* [WORK TO DO]: All of the material below is to be retyped exactly.

* [RECORDS TO USE]:
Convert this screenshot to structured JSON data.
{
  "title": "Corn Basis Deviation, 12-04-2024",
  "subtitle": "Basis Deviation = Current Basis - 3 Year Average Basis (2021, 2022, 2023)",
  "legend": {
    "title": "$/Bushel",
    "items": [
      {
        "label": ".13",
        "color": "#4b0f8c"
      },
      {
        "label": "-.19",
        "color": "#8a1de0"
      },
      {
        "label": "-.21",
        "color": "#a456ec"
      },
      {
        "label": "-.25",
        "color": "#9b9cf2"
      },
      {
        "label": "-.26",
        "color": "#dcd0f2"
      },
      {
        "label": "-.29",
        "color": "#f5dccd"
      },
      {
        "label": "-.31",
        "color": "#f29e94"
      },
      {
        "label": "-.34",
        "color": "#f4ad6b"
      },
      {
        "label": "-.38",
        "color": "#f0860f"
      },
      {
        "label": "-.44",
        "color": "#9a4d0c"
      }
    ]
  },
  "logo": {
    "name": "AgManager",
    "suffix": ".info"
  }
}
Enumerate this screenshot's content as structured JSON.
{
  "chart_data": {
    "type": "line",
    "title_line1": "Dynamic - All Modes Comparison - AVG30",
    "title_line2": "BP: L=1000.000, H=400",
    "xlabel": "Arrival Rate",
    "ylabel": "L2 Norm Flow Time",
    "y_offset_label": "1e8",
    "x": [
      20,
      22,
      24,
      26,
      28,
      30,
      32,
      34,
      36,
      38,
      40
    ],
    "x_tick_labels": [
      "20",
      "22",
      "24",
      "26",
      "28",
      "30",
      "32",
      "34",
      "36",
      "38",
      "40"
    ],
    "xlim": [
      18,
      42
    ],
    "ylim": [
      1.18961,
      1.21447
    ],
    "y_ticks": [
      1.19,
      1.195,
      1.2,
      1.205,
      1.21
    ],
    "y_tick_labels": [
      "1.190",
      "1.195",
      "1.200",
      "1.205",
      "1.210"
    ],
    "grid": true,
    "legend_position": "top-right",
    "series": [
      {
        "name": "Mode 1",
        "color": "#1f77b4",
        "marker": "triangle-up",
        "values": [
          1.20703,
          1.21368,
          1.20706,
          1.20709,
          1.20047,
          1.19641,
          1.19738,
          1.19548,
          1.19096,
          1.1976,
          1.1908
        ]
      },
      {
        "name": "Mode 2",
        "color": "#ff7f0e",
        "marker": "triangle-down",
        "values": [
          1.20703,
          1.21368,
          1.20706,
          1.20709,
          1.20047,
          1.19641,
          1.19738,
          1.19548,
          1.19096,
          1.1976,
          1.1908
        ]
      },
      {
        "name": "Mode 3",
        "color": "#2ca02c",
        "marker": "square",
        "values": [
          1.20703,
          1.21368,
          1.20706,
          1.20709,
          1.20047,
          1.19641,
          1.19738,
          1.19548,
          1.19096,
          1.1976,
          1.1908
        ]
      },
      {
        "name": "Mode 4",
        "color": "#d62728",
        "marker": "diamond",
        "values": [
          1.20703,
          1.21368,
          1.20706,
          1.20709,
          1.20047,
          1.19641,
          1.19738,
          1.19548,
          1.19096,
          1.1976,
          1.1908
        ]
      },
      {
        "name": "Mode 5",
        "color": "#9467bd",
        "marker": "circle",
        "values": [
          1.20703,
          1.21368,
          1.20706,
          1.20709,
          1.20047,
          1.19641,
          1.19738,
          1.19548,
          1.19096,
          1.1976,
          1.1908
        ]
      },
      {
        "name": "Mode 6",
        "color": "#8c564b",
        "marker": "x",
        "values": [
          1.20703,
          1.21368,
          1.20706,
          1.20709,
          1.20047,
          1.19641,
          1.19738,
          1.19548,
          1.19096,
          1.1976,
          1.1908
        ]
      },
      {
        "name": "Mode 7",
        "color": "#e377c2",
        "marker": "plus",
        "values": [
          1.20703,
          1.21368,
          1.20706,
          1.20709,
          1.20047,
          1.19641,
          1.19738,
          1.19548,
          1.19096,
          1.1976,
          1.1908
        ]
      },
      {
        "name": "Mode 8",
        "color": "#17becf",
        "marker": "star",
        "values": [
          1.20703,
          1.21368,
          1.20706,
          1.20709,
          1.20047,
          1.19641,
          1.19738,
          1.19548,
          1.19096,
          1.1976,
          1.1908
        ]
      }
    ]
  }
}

* [EXERCISE ANSWER]:
Convert this screenshot to structured JSON data.
{
  "title": "Corn Basis Deviation, 12-04-2024",
  "subtitle": "Basis Deviation = Current Basis - 3 Year Average Basis (2021, 2022, 2023)",
  "legend": {
    "title": "$/Bushel",
    "items": [
      {
        "label": ".13",
        "color": "#4b0f8c"
      },
      {
        "label": "-.19",
        "color": "#8a1de0"
      },
      {
        "label": "-.21",
        "color": "#a456ec"
      },
      {
        "label": "-.25",
        "color": "#9b9cf2"
      },
      {
        "label": "-.26",
        "color": "#dcd0f2"
      },
      {
        "label": "-.29",
        "color": "#f5dccd"
      },
      {
        "label": "-.31",
        "color": "#f29e94"
      },
      {
        "label": "-.34",
        "color": "#f4ad6b"
      },
      {
        "label": "-.38",
        "color": "#f0860f"
      },
      {
        "label": "-.44",
        "color": "#9a4d0c"
      }
    ]
  },
  "logo": {
    "name": "AgManager",
    "suffix": ".info"
  }
}
Enumerate this screenshot's content as structured JSON.
{
  "chart_data": {
    "type": "line",
    "title_line1": "Dynamic - All Modes Comparison - AVG30",
    "title_line2": "BP: L=1000.000, H=400",
    "xlabel": "Arrival Rate",
    "ylabel": "L2 Norm Flow Time",
    "y_offset_label": "1e8",
    "x": [
      20,
      22,
      24,
      26,
      28,
      30,
      32,
      34,
      36,
      38,
      40
    ],
    "x_tick_labels": [
      "20",
      "22",
      "24",
      "26",
      "28",
      "30",
      "32",
      "34",
      "36",
      "38",
      "40"
    ],
    "xlim": [
      18,
      42
    ],
    "ylim": [
      1.18961,
      1.21447
    ],
    "y_ticks": [
      1.19,
      1.195,
      1.2,
      1.205,
      1.21
    ],
    "y_tick_labels": [
      "1.190",
      "1.195",
      "1.200",
      "1.205",
      "1.210"
    ],
    "grid": true,
    "legend_position": "top-right",
    "series": [
      {
        "name": "Mode 1",
        "color": "#1f77b4",
        "marker": "triangle-up",
        "values": [
          1.20703,
          1.21368,
          1.20706,
          1.20709,
          1.20047,
          1.19641,
          1.19738,
          1.19548,
          1.19096,
          1.1976,
          1.1908
        ]
      },
      {
        "name": "Mode 2",
        "color": "#ff7f0e",
        "marker": "triangle-down",
        "values": [
          1.20703,
          1.21368,
          1.20706,
          1.20709,
          1.20047,
          1.19641,
          1.19738,
          1.19548,
          1.19096,
          1.1976,
          1.1908
        ]
      },
      {
        "name": "Mode 3",
        "color": "#2ca02c",
        "marker": "square",
        "values": [
          1.20703,
          1.21368,
          1.20706,
          1.20709,
          1.20047,
          1.19641,
          1.19738,
          1.19548,
          1.19096,
          1.1976,
          1.1908
        ]
      },
      {
        "name": "Mode 4",
        "color": "#d62728",
        "marker": "diamond",
        "values": [
          1.20703,
          1.21368,
          1.20706,
          1.20709,
          1.20047,
          1.19641,
          1.19738,
          1.19548,
          1.19096,
          1.1976,
          1.1908
        ]
      },
      {
        "name": "Mode 5",
        "color": "#9467bd",
        "marker": "circle",
        "values": [
          1.20703,
          1.21368,
          1.20706,
          1.20709,
          1.20047,
          1.19641,
          1.19738,
          1.19548,
          1.19096,
          1.1976,
          1.1908
        ]
      },
      {
        "name": "Mode 6",
        "color": "#8c564b",
        "marker": "x",
        "values": [
          1.20703,
          1.21368,
          1.20706,
          1.20709,
          1.20047,
          1.19641,
          1.19738,
          1.19548,
          1.19096,
          1.1976,
          1.1908
        ]
      },
      {
        "name": "Mode 7",
        "color": "#e377c2",
        "marker": "plus",
        "values": [
          1.20703,
          1.21368,
          1.20706,
          1.20709,
          1.20047,
          1.19641,
          1.19738,
          1.19548,
          1.19096,
          1.1976,
          1.1908
        ]
      },
      {
        "name": "Mode 8",
        "color": "#17becf",
        "marker": "star",
        "values": [
          1.20703,
          1.21368,
          1.20706,
          1.20709,
          1.20047,
          1.19641,
          1.19738,
          1.19548,
          1.19096,
          1.1976,
          1.1908
        ]
      }
    ]
  }
}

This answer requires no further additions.